__What the task asks__
Are you able to quote each entry exactly as written?

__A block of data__
==============================
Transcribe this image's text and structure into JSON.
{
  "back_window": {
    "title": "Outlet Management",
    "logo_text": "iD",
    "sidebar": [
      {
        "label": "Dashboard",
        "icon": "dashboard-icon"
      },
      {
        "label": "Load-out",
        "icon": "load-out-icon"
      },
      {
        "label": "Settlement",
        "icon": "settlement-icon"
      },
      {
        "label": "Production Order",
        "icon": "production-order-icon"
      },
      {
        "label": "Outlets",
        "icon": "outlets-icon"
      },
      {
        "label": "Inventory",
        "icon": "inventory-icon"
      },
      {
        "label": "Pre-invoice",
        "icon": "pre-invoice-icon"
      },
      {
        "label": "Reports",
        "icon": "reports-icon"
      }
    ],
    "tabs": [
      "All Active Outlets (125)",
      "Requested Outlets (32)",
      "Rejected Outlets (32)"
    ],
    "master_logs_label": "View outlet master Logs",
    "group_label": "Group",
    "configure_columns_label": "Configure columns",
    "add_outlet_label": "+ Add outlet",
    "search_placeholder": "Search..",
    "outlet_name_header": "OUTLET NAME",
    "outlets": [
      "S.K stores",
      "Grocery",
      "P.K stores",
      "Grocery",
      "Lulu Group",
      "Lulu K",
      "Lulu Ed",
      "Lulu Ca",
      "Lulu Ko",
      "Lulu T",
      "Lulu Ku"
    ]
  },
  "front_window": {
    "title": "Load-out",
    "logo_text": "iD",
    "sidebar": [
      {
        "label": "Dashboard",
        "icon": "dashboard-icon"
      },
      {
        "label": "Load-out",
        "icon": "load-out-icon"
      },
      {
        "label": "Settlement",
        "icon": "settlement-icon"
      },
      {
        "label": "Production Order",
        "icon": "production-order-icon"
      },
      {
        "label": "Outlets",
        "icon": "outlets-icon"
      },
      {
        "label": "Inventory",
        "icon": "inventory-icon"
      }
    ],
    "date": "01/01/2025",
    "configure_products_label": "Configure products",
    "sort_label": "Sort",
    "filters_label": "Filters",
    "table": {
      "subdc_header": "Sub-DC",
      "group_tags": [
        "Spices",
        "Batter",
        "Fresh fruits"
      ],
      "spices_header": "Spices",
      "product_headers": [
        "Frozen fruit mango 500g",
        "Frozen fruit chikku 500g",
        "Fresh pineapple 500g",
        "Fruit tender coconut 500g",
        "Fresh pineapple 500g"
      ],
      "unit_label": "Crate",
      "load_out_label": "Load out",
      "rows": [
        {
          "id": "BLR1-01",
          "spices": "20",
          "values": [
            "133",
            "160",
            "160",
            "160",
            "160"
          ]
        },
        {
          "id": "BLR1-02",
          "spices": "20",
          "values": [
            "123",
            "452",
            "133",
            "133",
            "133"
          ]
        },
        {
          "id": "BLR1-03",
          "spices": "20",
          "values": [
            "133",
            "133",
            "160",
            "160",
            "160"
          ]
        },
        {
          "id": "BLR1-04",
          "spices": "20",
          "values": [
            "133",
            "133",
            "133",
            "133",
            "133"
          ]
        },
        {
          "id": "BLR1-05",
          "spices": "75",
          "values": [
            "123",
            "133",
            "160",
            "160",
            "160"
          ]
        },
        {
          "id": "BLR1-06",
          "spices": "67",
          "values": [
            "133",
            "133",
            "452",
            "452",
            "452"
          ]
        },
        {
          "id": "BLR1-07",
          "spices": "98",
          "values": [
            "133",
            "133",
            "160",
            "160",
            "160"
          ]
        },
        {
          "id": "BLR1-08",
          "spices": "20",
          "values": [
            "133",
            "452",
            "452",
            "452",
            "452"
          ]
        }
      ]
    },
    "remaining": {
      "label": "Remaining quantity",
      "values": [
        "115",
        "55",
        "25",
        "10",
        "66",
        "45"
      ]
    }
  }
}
==============================
__Solution__
Transcribe this image's text and structure into JSON.
{
  "back_window": {
    "title": "Outlet Management",
    "logo_text": "iD",
    "sidebar": [
      {
        "label": "Dashboard",
        "icon": "dashboard-icon"
      },
      {
        "label": "Load-out",
        "icon": "load-out-icon"
      },
      {
        "label": "Settlement",
        "icon": "settlement-icon"
      },
      {
        "label": "Production Order",
        "icon": "production-order-icon"
      },
      {
        "label": "Outlets",
        "icon": "outlets-icon"
      },
      {
        "label": "Inventory",
        "icon": "inventory-icon"
      },
      {
        "label": "Pre-invoice",
        "icon": "pre-invoice-icon"
      },
      {
        "label": "Reports",
        "icon": "reports-icon"
      }
    ],
    "tabs": [
      "All Active Outlets (125)",
      "Requested Outlets (32)",
      "Rejected Outlets (32)"
    ],
    "master_logs_label": "View outlet master Logs",
    "group_label": "Group",
    "configure_columns_label": "Configure columns",
    "add_outlet_label": "+ Add outlet",
    "search_placeholder": "Search..",
    "outlet_name_header": "OUTLET NAME",
    "outlets": [
      "S.K stores",
      "Grocery",
      "P.K stores",
      "Grocery",
      "Lulu Group",
      "Lulu K",
      "Lulu Ed",
      "Lulu Ca",
      "Lulu Ko",
      "Lulu T",
      "Lulu Ku"
    ]
  },
  "front_window": {
    "title": "Load-out",
    "logo_text": "iD",
    "sidebar": [
      {
        "label": "Dashboard",
        "icon": "dashboard-icon"
      },
      {
        "label": "Load-out",
        "icon": "load-out-icon"
      },
      {
        "label": "Settlement",
        "icon": "settlement-icon"
      },
      {
        "label": "Production Order",
        "icon": "production-order-icon"
      },
      {
        "label": "Outlets",
        "icon": "outlets-icon"
      },
      {
        "label": "Inventory",
        "icon": "inventory-icon"
      }
    ],
    "date": "01/01/2025",
    "configure_products_label": "Configure products",
    "sort_label": "Sort",
    "filters_label": "Filters",
    "table": {
      "subdc_header": "Sub-DC",
      "group_tags": [
        "Spices",
        "Batter",
        "Fresh fruits"
      ],
      "spices_header": "Spices",
      "product_headers": [
        "Frozen fruit mango 500g",
        "Frozen fruit chikku 500g",
        "Fresh pineapple 500g",
        "Fruit tender coconut 500g",
        "Fresh pineapple 500g"
      ],
      "unit_label": "Crate",
      "load_out_label": "Load out",
      "rows": [
        {
          "id": "BLR1-01",
          "spices": "20",
          "values": [
            "133",
            "160",
            "160",
            "160",
            "160"
          ]
        },
        {
          "id": "BLR1-02",
          "spices": "20",
          "values": [
            "123",
            "452",
            "133",
            "133",
            "133"
          ]
        },
        {
          "id": "BLR1-03",
          "spices": "20",
          "values": [
            "133",
            "133",
            "160",
            "160",
            "160"
          ]
        },
        {
          "id": "BLR1-04",
          "spices": "20",
          "values": [
            "133",
            "133",
            "133",
            "133",
            "133"
          ]
        },
        {
          "id": "BLR1-05",
          "spices": "75",
          "values": [
            "123",
            "133",
            "160",
            "160",
            "160"
          ]
        },
        {
          "id": "BLR1-06",
          "spices": "67",
          "values": [
            "133",
            "133",
            "452",
            "452",
            "452"
          ]
        },
        {
          "id": "BLR1-07",
          "spices": "98",
          "values": [
            "133",
            "133",
            "160",
            "160",
            "160"
          ]
        },
        {
          "id": "BLR1-08",
          "spices": "20",
          "values": [
            "133",
            "452",
            "452",
            "452",
            "452"
          ]
        }
      ]
    },
    "remaining": {
      "label": "Remaining quantity",
      "values": [
        "115",
        "55",
        "25",
        "10",
        "66",
        "45"
      ]
    }
  }
}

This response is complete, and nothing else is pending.